— Material supplied —
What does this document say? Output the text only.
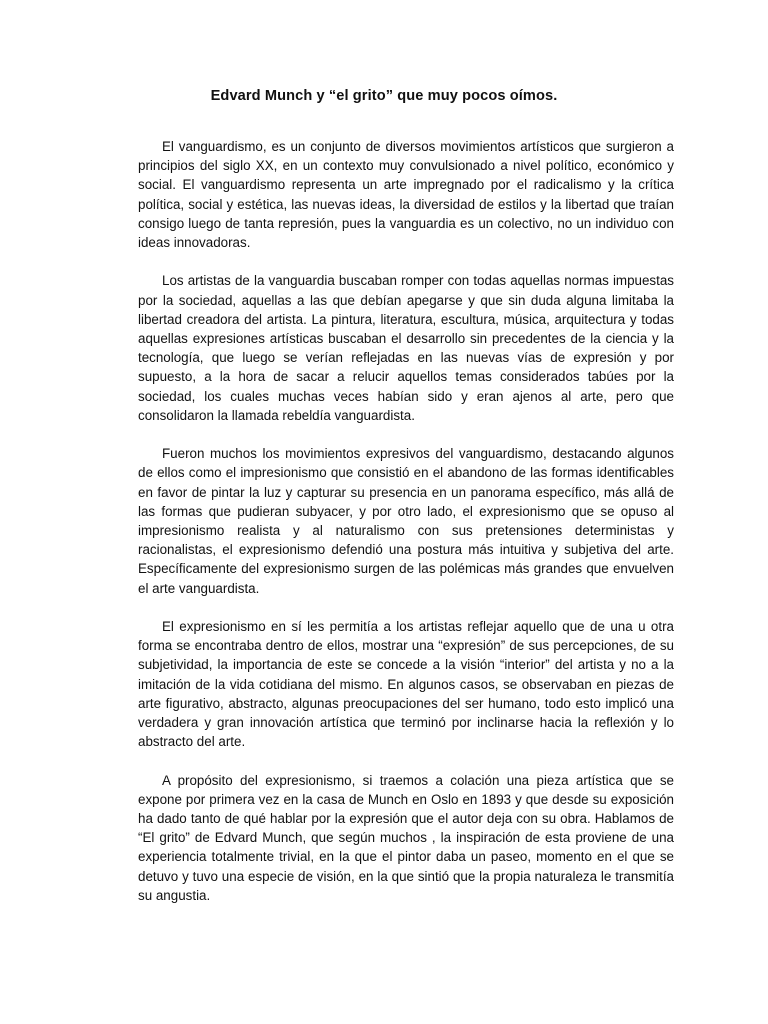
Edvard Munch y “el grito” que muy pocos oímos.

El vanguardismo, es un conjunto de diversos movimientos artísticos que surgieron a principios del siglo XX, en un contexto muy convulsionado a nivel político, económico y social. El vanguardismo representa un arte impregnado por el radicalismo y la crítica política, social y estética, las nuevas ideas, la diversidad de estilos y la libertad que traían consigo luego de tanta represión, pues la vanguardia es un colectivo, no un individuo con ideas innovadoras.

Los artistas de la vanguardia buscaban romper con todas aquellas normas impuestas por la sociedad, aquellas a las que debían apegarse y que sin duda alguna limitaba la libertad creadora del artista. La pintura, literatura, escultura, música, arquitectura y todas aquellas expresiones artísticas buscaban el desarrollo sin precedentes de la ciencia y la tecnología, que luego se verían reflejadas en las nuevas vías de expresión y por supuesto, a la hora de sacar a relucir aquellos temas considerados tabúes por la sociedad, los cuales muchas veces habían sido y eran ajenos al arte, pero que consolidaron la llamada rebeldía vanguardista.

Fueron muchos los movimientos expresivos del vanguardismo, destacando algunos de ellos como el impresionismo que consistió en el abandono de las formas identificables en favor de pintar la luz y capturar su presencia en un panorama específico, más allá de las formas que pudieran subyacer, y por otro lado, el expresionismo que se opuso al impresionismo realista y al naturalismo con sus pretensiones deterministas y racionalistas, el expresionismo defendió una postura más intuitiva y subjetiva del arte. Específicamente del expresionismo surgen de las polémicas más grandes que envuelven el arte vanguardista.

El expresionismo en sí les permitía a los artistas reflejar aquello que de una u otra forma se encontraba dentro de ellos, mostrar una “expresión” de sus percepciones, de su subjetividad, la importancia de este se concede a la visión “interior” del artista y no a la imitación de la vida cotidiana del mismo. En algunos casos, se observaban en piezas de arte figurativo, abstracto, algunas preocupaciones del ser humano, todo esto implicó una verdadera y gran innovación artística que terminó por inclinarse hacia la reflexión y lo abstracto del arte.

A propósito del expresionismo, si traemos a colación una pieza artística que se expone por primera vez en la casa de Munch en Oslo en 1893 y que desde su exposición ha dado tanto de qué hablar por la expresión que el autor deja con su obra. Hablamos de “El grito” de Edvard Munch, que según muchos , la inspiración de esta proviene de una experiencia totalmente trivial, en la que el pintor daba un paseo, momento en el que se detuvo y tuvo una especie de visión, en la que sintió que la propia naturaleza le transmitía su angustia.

---

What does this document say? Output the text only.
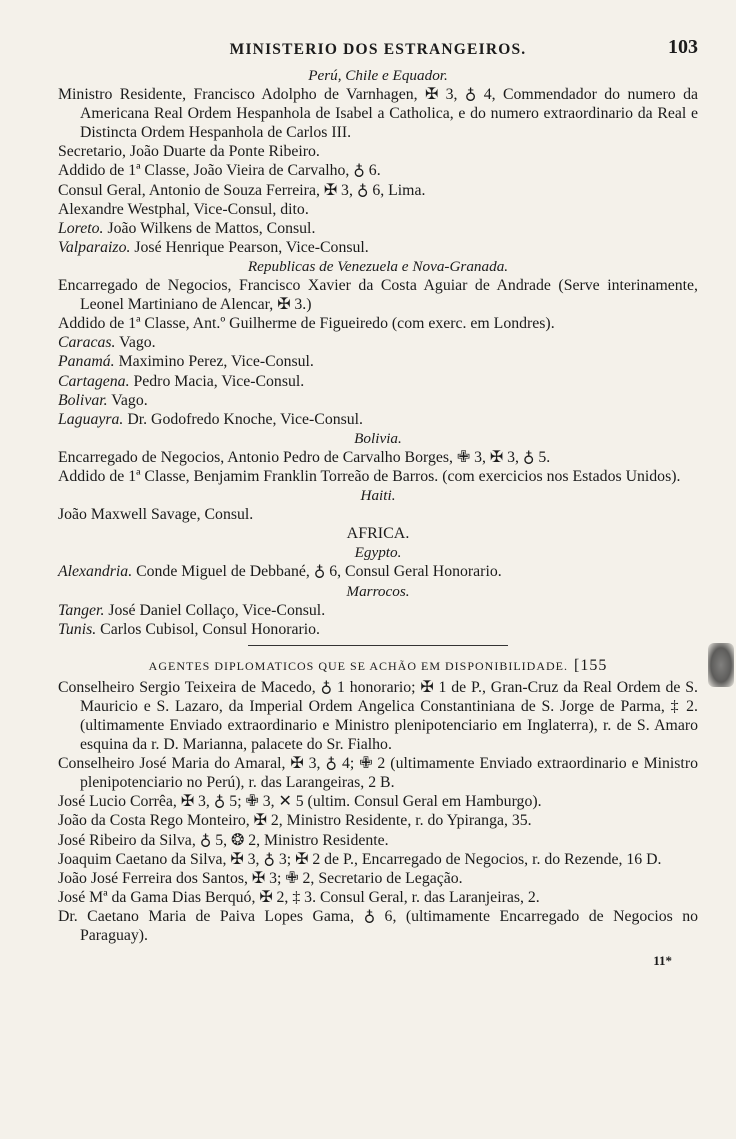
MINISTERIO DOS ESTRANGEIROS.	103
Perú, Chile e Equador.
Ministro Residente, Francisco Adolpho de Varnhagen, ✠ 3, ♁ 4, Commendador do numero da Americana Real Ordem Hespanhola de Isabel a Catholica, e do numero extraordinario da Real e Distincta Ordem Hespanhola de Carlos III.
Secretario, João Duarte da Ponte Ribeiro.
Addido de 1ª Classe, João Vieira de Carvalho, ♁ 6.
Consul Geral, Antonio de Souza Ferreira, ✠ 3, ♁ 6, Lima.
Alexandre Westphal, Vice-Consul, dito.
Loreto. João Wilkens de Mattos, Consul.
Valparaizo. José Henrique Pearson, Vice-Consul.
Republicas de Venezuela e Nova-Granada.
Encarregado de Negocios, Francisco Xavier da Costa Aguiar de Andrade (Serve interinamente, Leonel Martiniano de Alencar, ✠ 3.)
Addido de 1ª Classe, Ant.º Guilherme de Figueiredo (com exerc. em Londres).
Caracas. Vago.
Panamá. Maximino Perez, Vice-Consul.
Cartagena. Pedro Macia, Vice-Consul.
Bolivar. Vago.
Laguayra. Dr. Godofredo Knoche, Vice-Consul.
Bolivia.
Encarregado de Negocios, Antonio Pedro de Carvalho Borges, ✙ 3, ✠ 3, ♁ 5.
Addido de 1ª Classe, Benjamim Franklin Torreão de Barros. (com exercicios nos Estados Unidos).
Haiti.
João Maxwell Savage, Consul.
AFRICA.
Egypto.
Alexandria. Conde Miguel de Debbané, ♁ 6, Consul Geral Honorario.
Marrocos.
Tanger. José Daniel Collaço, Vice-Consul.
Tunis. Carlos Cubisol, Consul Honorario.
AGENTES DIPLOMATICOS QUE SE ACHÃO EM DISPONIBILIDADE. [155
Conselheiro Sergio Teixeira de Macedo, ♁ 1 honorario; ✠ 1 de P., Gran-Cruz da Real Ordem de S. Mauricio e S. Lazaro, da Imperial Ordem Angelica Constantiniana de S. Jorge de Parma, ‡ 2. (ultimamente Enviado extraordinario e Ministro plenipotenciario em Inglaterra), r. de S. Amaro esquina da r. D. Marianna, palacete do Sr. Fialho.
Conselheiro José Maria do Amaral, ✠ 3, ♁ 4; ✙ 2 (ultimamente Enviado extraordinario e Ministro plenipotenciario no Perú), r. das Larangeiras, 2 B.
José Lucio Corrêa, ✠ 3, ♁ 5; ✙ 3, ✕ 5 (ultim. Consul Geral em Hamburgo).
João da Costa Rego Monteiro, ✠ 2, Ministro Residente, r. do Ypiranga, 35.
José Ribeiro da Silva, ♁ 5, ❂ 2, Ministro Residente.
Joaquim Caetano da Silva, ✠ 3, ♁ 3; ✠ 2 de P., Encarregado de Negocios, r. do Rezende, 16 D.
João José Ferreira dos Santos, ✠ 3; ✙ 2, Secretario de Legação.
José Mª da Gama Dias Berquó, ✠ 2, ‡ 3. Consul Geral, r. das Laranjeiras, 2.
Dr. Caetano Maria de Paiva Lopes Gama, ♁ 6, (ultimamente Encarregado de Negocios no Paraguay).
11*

— What this task involves —
Locate and copy each line in the data above that includes the word "Secretario".

— Solution to the exercise —
Secretario, João Duarte da Ponte Ribeiro.
João José Ferreira dos Santos, ✠ 3; ✙ 2, Secretario de Legação.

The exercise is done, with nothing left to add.